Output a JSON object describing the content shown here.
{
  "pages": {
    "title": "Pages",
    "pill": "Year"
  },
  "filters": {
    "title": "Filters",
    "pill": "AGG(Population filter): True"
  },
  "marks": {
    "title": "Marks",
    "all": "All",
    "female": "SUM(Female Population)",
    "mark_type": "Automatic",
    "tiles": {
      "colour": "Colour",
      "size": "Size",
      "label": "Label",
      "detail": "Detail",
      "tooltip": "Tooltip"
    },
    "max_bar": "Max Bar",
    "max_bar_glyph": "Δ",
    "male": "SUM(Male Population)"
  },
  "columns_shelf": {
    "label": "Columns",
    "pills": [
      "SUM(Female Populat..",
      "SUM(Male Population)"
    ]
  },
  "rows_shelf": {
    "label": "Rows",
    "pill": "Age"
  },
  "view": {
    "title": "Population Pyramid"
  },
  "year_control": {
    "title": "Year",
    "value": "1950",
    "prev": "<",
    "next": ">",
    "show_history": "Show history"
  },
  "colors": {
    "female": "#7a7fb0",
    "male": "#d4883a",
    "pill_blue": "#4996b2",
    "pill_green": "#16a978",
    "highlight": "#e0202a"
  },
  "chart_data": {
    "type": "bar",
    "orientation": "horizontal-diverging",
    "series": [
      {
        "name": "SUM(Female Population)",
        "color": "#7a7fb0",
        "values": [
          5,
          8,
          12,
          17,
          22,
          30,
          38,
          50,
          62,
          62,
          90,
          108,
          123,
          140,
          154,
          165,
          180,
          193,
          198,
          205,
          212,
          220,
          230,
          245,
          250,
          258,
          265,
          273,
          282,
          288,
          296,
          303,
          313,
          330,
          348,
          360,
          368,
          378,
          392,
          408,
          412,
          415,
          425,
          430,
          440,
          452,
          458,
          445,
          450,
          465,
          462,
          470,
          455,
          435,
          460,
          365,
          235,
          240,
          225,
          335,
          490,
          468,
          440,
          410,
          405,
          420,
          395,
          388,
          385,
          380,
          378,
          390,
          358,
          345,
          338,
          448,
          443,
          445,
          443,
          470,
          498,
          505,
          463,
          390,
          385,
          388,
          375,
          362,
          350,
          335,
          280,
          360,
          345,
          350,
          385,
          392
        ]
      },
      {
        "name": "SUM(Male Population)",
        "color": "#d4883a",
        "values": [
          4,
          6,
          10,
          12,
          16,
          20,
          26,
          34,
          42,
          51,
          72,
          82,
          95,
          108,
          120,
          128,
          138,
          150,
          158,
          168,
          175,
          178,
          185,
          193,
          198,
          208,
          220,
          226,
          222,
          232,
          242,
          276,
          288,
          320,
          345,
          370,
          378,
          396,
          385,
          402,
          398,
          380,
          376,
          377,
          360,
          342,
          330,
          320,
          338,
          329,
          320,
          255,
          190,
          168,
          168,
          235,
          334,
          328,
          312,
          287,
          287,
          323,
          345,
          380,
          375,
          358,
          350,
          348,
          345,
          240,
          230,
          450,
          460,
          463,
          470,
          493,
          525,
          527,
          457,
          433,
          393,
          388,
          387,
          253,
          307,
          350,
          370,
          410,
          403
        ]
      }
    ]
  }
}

• • • • •

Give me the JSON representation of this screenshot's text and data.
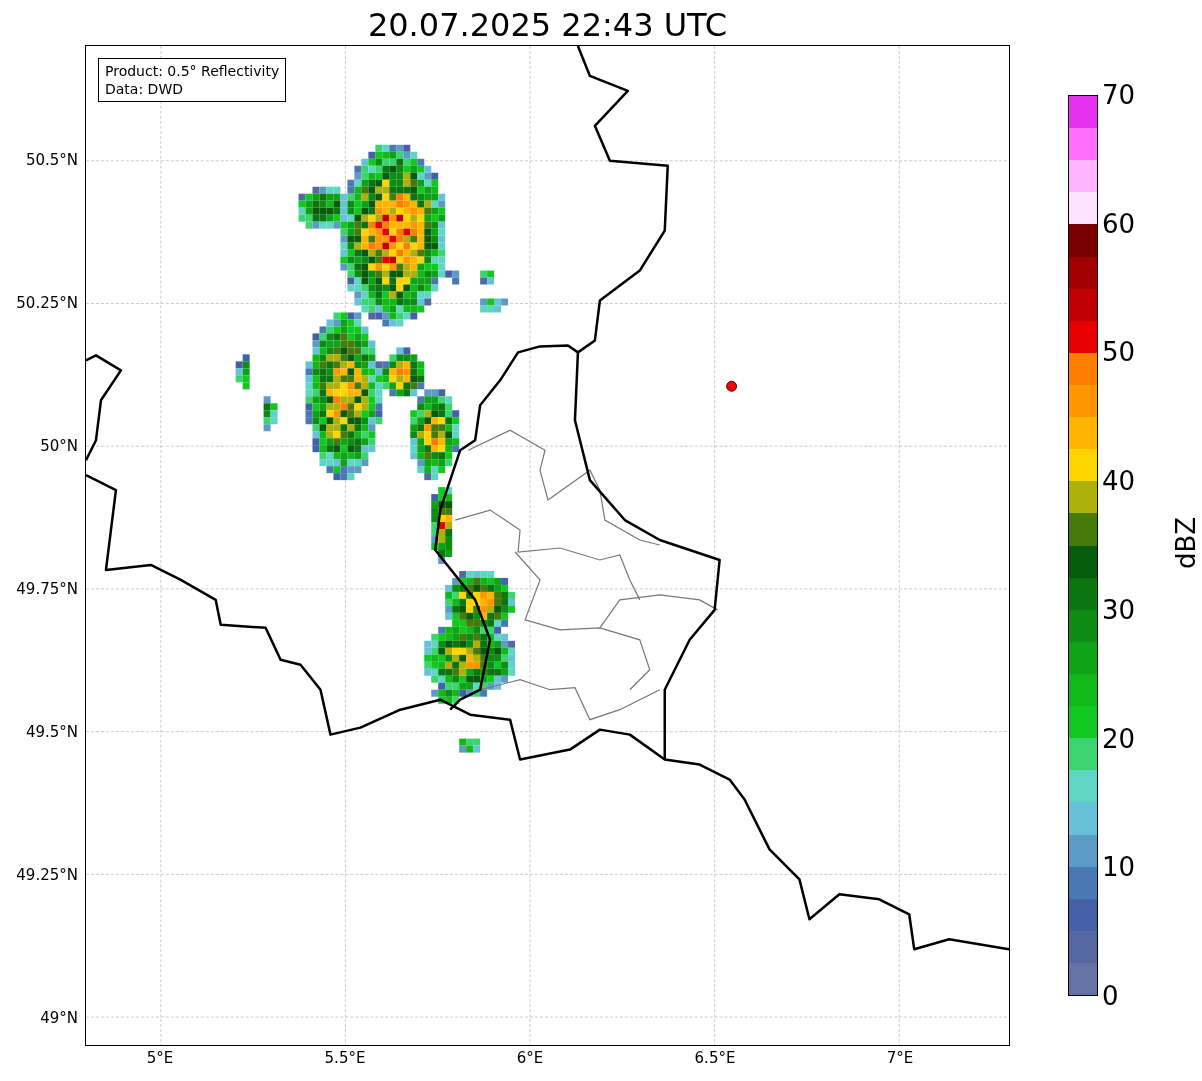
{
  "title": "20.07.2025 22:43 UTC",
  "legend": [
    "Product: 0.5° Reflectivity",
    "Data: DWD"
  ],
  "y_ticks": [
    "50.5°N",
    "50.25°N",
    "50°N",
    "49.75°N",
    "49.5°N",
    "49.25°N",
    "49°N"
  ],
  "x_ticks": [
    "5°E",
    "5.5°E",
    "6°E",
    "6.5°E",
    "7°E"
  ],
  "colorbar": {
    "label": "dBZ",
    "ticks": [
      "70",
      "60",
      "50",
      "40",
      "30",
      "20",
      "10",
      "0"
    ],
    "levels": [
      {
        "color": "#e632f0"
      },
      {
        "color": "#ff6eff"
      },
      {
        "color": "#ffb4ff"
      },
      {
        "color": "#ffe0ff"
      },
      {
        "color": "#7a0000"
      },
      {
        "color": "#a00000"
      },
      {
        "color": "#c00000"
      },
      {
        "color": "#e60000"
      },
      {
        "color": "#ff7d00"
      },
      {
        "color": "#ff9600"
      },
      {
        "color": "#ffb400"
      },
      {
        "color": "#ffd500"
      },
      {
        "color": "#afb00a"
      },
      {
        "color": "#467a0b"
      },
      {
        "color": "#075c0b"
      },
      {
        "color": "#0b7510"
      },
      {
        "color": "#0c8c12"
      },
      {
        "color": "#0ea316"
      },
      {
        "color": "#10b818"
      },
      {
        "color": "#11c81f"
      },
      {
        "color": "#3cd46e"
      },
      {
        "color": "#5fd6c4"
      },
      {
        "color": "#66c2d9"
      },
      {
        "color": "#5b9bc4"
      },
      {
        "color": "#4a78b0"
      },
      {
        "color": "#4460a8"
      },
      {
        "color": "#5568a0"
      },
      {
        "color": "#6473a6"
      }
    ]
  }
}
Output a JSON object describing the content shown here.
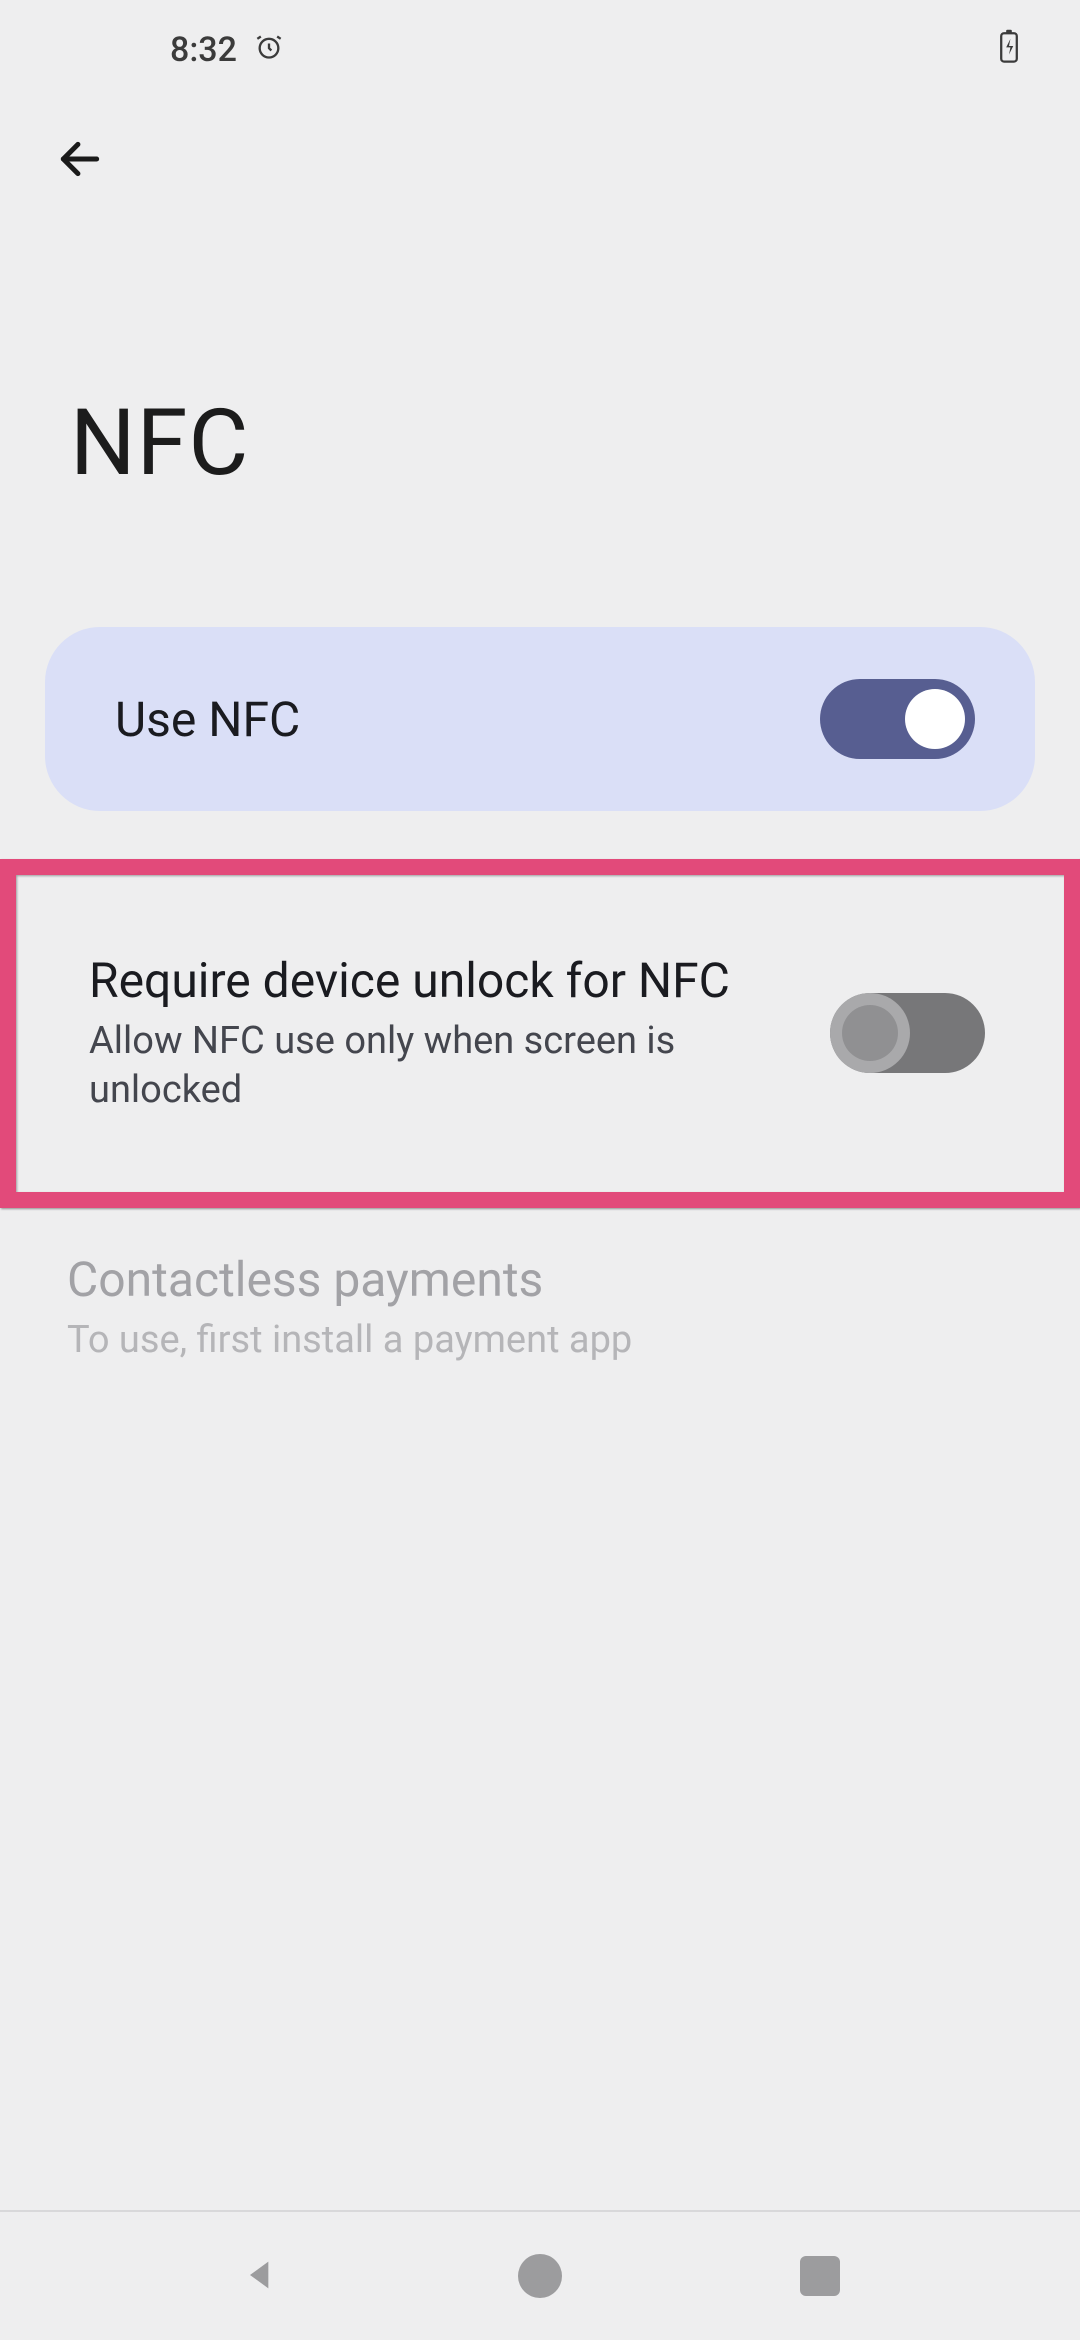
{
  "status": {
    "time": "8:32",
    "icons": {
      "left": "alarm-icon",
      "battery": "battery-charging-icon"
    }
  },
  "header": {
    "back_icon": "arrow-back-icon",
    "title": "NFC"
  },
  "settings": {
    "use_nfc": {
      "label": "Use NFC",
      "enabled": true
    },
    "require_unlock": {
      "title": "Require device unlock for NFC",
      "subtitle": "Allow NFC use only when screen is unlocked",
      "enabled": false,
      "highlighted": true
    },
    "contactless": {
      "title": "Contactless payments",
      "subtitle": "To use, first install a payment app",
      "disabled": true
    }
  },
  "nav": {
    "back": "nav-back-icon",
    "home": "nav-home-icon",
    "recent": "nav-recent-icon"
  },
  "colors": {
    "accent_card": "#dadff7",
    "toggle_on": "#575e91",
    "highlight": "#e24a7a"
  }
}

• • • • •

» Problem to solve
Determine the number of lines in the listing that hold the word "name", and supply that number and nothing further.

» Expected output
2